# DIRECTIONS FOR THIS TASK
Transcribe all of the material below word for word and leave out its pictures.

# TASK DATA
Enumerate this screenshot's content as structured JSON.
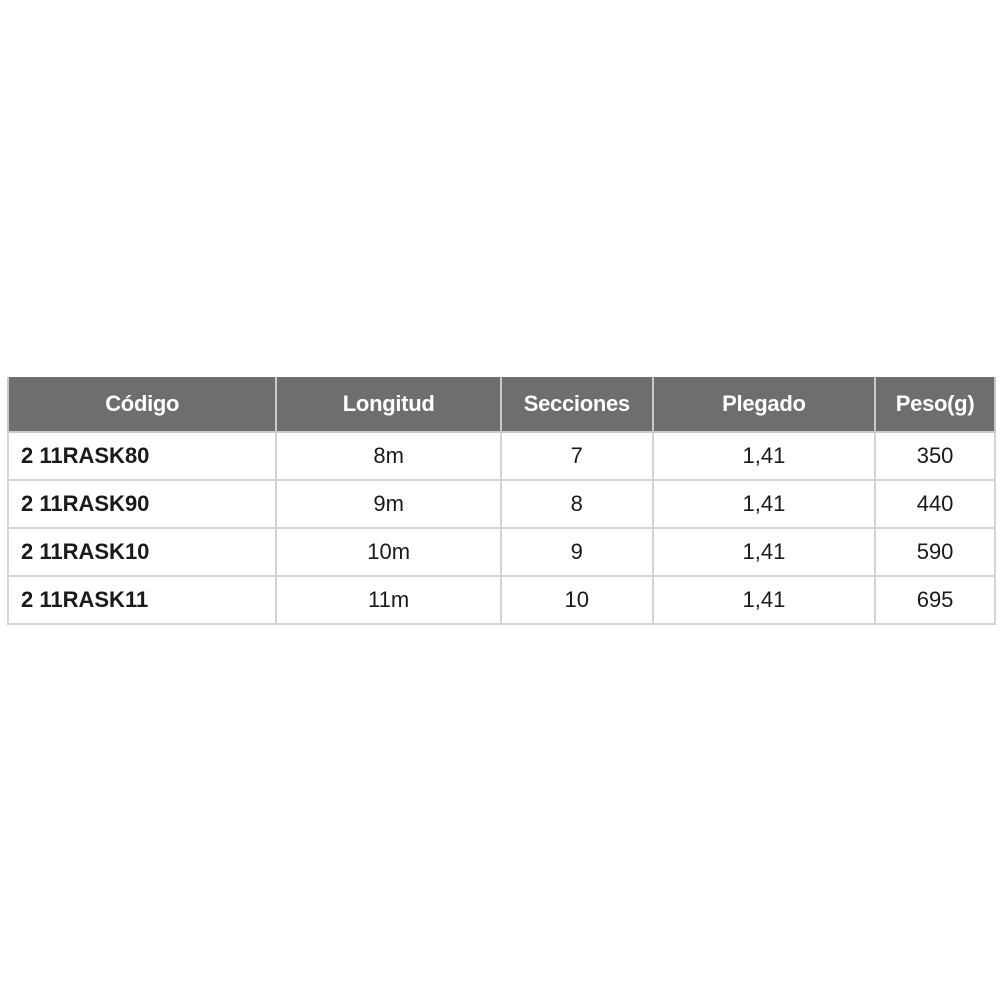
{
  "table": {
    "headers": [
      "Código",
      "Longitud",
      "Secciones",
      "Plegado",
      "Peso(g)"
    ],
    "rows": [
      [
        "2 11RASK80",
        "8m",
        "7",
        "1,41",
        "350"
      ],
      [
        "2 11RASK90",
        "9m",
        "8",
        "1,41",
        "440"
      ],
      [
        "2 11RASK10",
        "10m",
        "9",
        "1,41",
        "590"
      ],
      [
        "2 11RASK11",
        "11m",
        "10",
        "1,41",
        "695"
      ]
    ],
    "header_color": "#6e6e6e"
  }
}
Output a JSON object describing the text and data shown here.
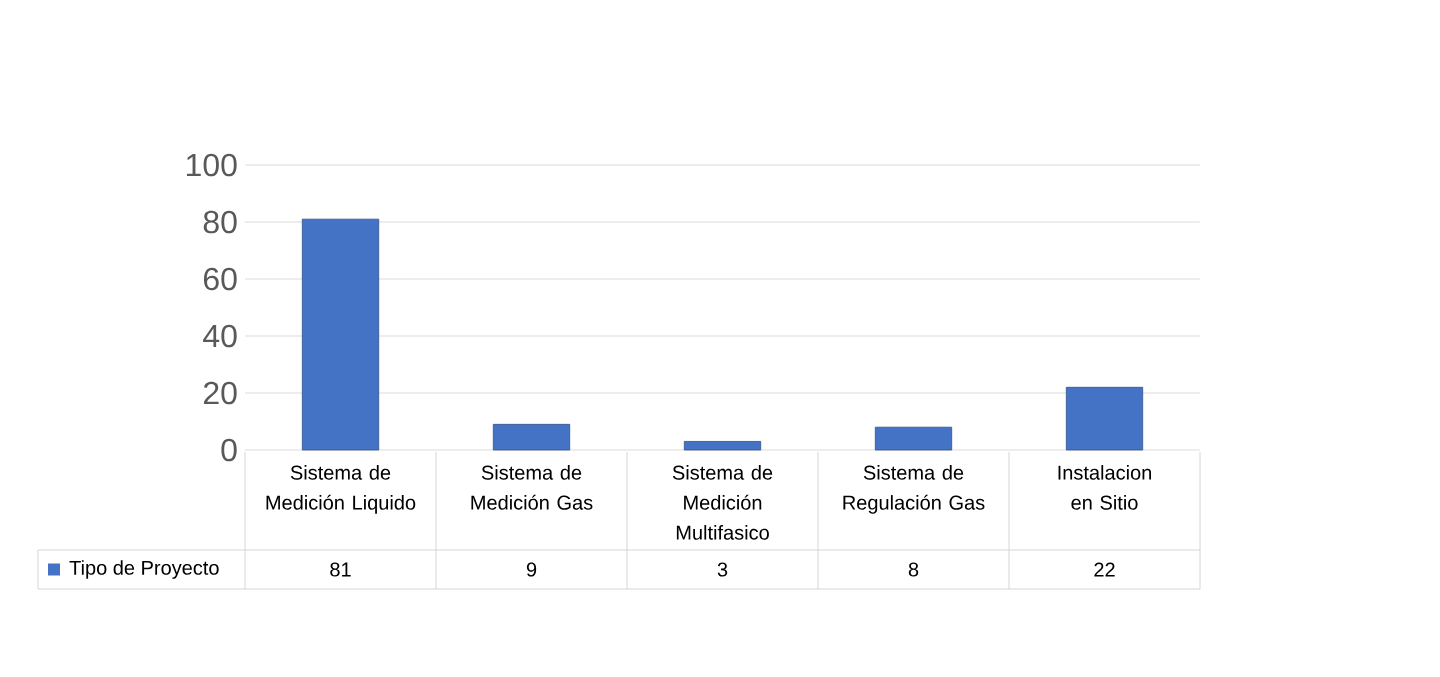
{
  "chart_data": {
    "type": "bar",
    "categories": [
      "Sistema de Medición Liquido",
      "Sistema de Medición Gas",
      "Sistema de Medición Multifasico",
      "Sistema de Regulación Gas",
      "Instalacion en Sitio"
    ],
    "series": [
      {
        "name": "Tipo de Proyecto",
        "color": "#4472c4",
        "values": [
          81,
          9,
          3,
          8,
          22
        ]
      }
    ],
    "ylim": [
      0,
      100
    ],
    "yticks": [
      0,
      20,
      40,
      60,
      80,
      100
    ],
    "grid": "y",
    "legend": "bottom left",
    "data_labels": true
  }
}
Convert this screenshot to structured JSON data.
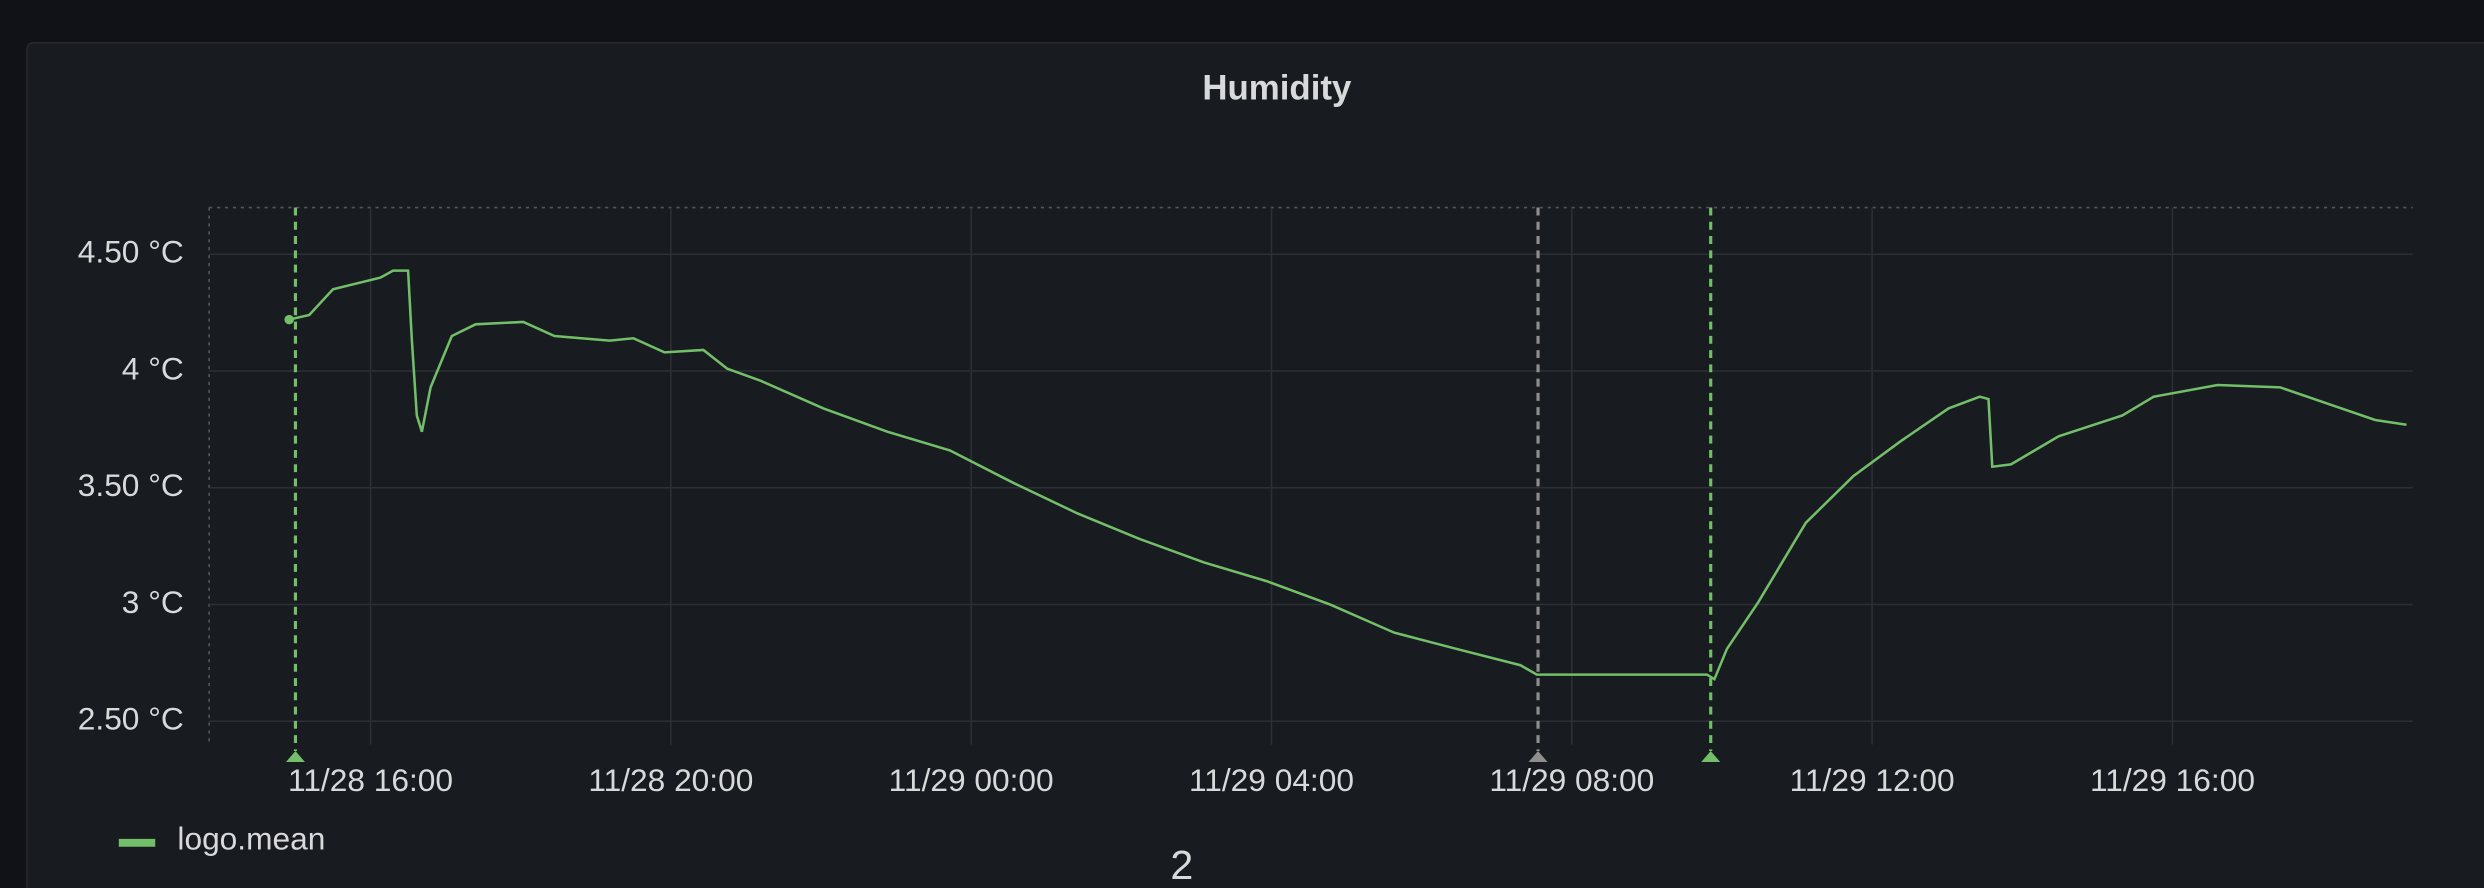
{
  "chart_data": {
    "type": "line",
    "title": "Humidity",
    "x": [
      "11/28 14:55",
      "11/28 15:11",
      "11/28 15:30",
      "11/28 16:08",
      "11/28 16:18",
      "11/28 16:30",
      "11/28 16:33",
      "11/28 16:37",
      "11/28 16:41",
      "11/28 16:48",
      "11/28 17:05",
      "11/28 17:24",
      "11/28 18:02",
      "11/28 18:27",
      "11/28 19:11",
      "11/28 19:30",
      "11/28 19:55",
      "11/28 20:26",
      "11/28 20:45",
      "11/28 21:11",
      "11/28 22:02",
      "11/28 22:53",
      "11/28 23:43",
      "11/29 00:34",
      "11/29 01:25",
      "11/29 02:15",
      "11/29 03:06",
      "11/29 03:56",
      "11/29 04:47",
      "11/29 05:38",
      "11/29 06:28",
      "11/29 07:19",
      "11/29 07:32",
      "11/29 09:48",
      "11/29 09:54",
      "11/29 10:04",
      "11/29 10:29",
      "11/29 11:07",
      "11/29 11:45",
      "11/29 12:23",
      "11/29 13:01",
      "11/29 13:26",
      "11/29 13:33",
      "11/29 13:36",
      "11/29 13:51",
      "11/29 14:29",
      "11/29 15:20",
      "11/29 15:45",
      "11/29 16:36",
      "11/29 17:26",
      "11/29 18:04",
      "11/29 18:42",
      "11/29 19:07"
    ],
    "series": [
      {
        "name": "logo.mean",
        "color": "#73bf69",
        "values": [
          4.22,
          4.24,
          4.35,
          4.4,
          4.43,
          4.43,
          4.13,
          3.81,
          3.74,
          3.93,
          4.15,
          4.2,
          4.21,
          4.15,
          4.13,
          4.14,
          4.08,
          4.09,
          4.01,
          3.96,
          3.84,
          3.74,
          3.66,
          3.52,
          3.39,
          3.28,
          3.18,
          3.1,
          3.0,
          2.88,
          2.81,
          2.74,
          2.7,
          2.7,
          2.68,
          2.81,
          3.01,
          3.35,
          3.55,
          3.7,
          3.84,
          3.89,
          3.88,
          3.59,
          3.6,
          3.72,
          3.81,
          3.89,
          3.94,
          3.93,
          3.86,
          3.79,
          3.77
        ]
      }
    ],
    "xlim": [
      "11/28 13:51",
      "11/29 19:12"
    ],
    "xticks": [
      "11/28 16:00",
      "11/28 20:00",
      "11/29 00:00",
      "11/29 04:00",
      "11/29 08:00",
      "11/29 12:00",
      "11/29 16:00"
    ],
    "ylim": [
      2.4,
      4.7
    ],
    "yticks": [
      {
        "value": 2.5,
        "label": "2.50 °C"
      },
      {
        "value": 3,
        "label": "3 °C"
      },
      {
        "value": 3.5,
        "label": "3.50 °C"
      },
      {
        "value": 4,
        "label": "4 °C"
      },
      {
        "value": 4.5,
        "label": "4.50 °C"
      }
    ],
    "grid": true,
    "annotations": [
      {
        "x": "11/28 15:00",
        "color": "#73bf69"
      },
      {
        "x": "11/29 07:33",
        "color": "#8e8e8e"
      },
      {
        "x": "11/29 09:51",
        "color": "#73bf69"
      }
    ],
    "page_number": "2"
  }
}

# FINISHED ANSWER
Enumerate this screenshot's content as structured JSON.
{
  "table": {
    "headers": [
      "Código",
      "Longitud",
      "Secciones",
      "Plegado",
      "Peso(g)"
    ],
    "rows": [
      [
        "2 11RASK80",
        "8m",
        "7",
        "1,41",
        "350"
      ],
      [
        "2 11RASK90",
        "9m",
        "8",
        "1,41",
        "440"
      ],
      [
        "2 11RASK10",
        "10m",
        "9",
        "1,41",
        "590"
      ],
      [
        "2 11RASK11",
        "11m",
        "10",
        "1,41",
        "695"
      ]
    ],
    "header_color": "#6e6e6e"
  }
}
Output a JSON object describing the text and data shown here.
{
  "chart_data": {
    "type": "bar",
    "categories": [
      "Sistema de Medición Liquido",
      "Sistema de Medición Gas",
      "Sistema de Medición Multifasico",
      "Sistema de Regulación Gas",
      "Instalacion en Sitio"
    ],
    "series": [
      {
        "name": "Tipo de Proyecto",
        "color": "#4472c4",
        "values": [
          81,
          9,
          3,
          8,
          22
        ]
      }
    ],
    "ylim": [
      0,
      100
    ],
    "yticks": [
      0,
      20,
      40,
      60,
      80,
      100
    ],
    "grid": "y",
    "legend": "bottom left",
    "data_labels": true
  }
}
Convert this screenshot to structured JSON data.
{
  "chart_data": {
    "type": "line",
    "title": "Humidity",
    "x": [
      "11/28 14:55",
      "11/28 15:11",
      "11/28 15:30",
      "11/28 16:08",
      "11/28 16:18",
      "11/28 16:30",
      "11/28 16:33",
      "11/28 16:37",
      "11/28 16:41",
      "11/28 16:48",
      "11/28 17:05",
      "11/28 17:24",
      "11/28 18:02",
      "11/28 18:27",
      "11/28 19:11",
      "11/28 19:30",
      "11/28 19:55",
      "11/28 20:26",
      "11/28 20:45",
      "11/28 21:11",
      "11/28 22:02",
      "11/28 22:53",
      "11/28 23:43",
      "11/29 00:34",
      "11/29 01:25",
      "11/29 02:15",
      "11/29 03:06",
      "11/29 03:56",
      "11/29 04:47",
      "11/29 05:38",
      "11/29 06:28",
      "11/29 07:19",
      "11/29 07:32",
      "11/29 09:48",
      "11/29 09:54",
      "11/29 10:04",
      "11/29 10:29",
      "11/29 11:07",
      "11/29 11:45",
      "11/29 12:23",
      "11/29 13:01",
      "11/29 13:26",
      "11/29 13:33",
      "11/29 13:36",
      "11/29 13:51",
      "11/29 14:29",
      "11/29 15:20",
      "11/29 15:45",
      "11/29 16:36",
      "11/29 17:26",
      "11/29 18:04",
      "11/29 18:42",
      "11/29 19:07"
    ],
    "series": [
      {
        "name": "logo.mean",
        "color": "#73bf69",
        "values": [
          4.22,
          4.24,
          4.35,
          4.4,
          4.43,
          4.43,
          4.13,
          3.81,
          3.74,
          3.93,
          4.15,
          4.2,
          4.21,
          4.15,
          4.13,
          4.14,
          4.08,
          4.09,
          4.01,
          3.96,
          3.84,
          3.74,
          3.66,
          3.52,
          3.39,
          3.28,
          3.18,
          3.1,
          3.0,
          2.88,
          2.81,
          2.74,
          2.7,
          2.7,
          2.68,
          2.81,
          3.01,
          3.35,
          3.55,
          3.7,
          3.84,
          3.89,
          3.88,
          3.59,
          3.6,
          3.72,
          3.81,
          3.89,
          3.94,
          3.93,
          3.86,
          3.79,
          3.77
        ]
      }
    ],
    "xlim": [
      "11/28 13:51",
      "11/29 19:12"
    ],
    "xticks": [
      "11/28 16:00",
      "11/28 20:00",
      "11/29 00:00",
      "11/29 04:00",
      "11/29 08:00",
      "11/29 12:00",
      "11/29 16:00"
    ],
    "ylim": [
      2.4,
      4.7
    ],
    "yticks": [
      {
        "value": 2.5,
        "label": "2.50 °C"
      },
      {
        "value": 3,
        "label": "3 °C"
      },
      {
        "value": 3.5,
        "label": "3.50 °C"
      },
      {
        "value": 4,
        "label": "4 °C"
      },
      {
        "value": 4.5,
        "label": "4.50 °C"
      }
    ],
    "grid": true,
    "annotations": [
      {
        "x": "11/28 15:00",
        "color": "#73bf69"
      },
      {
        "x": "11/29 07:33",
        "color": "#8e8e8e"
      },
      {
        "x": "11/29 09:51",
        "color": "#73bf69"
      }
    ],
    "page_number": "2"
  }
}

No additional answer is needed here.